LISTED RECORDS:
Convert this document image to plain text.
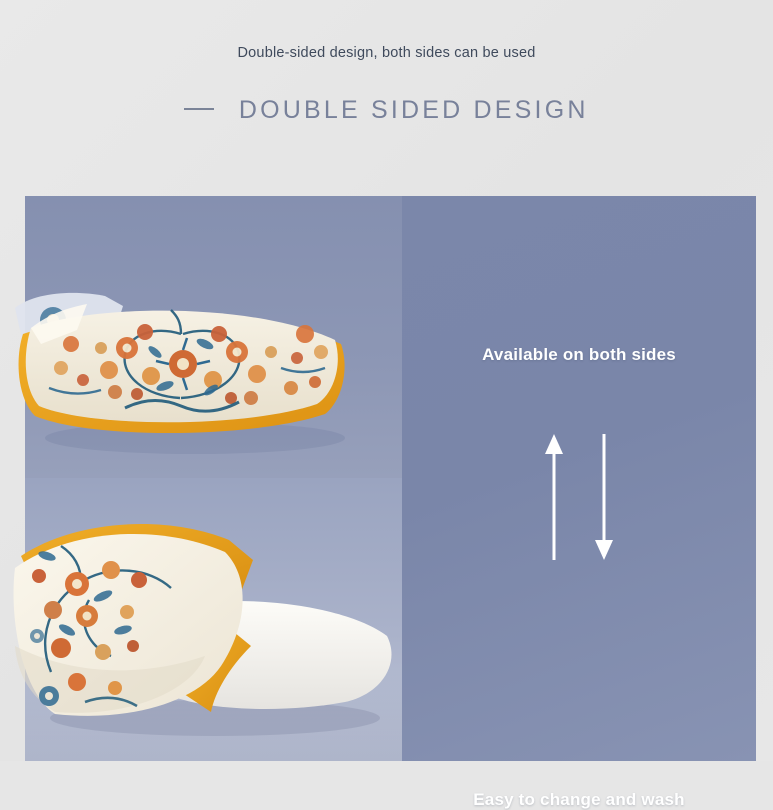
Double-sided design, both sides can be used
DOUBLE SIDED DESIGN
Available on both sides
Easy to change and wash
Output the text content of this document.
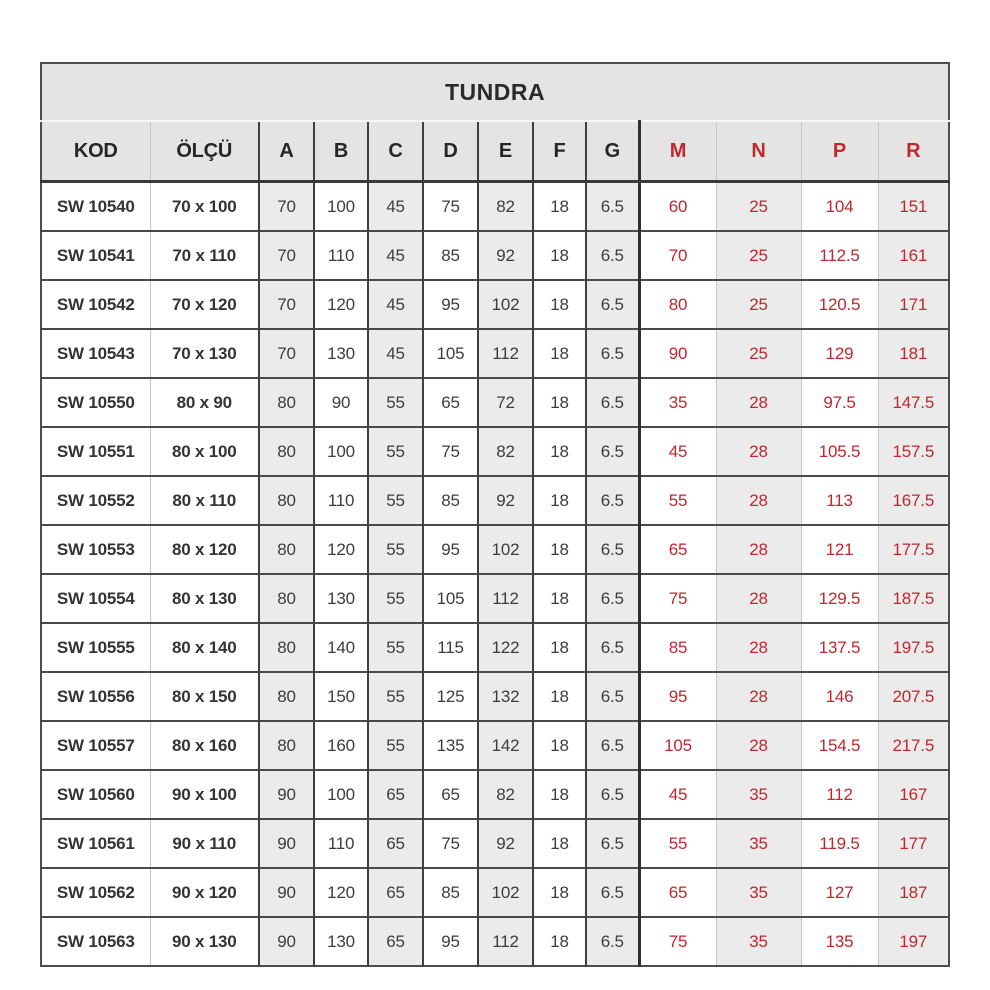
TUNDRA												
KOD	ÖLÇÜ	A	B	C	D	E	F	G	M	N	P	R
SW 10540	70 x 100	70	100	45	75	82	18	6.5	60	25	104	151
SW 10541	70 x 110	70	110	45	85	92	18	6.5	70	25	112.5	161
SW 10542	70 x 120	70	120	45	95	102	18	6.5	80	25	120.5	171
SW 10543	70 x 130	70	130	45	105	112	18	6.5	90	25	129	181
SW 10550	80 x 90	80	90	55	65	72	18	6.5	35	28	97.5	147.5
SW 10551	80 x 100	80	100	55	75	82	18	6.5	45	28	105.5	157.5
SW 10552	80 x 110	80	110	55	85	92	18	6.5	55	28	113	167.5
SW 10553	80 x 120	80	120	55	95	102	18	6.5	65	28	121	177.5
SW 10554	80 x 130	80	130	55	105	112	18	6.5	75	28	129.5	187.5
SW 10555	80 x 140	80	140	55	115	122	18	6.5	85	28	137.5	197.5
SW 10556	80 x 150	80	150	55	125	132	18	6.5	95	28	146	207.5
SW 10557	80 x 160	80	160	55	135	142	18	6.5	105	28	154.5	217.5
SW 10560	90 x 100	90	100	65	65	82	18	6.5	45	35	112	167
SW 10561	90 x 110	90	110	65	75	92	18	6.5	55	35	119.5	177
SW 10562	90 x 120	90	120	65	85	102	18	6.5	65	35	127	187
SW 10563	90 x 130	90	130	65	95	112	18	6.5	75	35	135	197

GOAL OF THE EXERCISE: Quote every record above exactly, omitting any pictures they contain.

WORKED SOLUTION:
Convert this document image to plain text.
Double-sided design, both sides can be used
DOUBLE SIDED DESIGN
Available on both sides
Easy to change and wash
Output the text content of this document.
TUNDRA												
KOD	ÖLÇÜ	A	B	C	D	E	F	G	M	N	P	R
SW 10540	70 x 100	70	100	45	75	82	18	6.5	60	25	104	151
SW 10541	70 x 110	70	110	45	85	92	18	6.5	70	25	112.5	161
SW 10542	70 x 120	70	120	45	95	102	18	6.5	80	25	120.5	171
SW 10543	70 x 130	70	130	45	105	112	18	6.5	90	25	129	181
SW 10550	80 x 90	80	90	55	65	72	18	6.5	35	28	97.5	147.5
SW 10551	80 x 100	80	100	55	75	82	18	6.5	45	28	105.5	157.5
SW 10552	80 x 110	80	110	55	85	92	18	6.5	55	28	113	167.5
SW 10553	80 x 120	80	120	55	95	102	18	6.5	65	28	121	177.5
SW 10554	80 x 130	80	130	55	105	112	18	6.5	75	28	129.5	187.5
SW 10555	80 x 140	80	140	55	115	122	18	6.5	85	28	137.5	197.5
SW 10556	80 x 150	80	150	55	125	132	18	6.5	95	28	146	207.5
SW 10557	80 x 160	80	160	55	135	142	18	6.5	105	28	154.5	217.5
SW 10560	90 x 100	90	100	65	65	82	18	6.5	45	35	112	167
SW 10561	90 x 110	90	110	65	75	92	18	6.5	55	35	119.5	177
SW 10562	90 x 120	90	120	65	85	102	18	6.5	65	35	127	187
SW 10563	90 x 130	90	130	65	95	112	18	6.5	75	35	135	197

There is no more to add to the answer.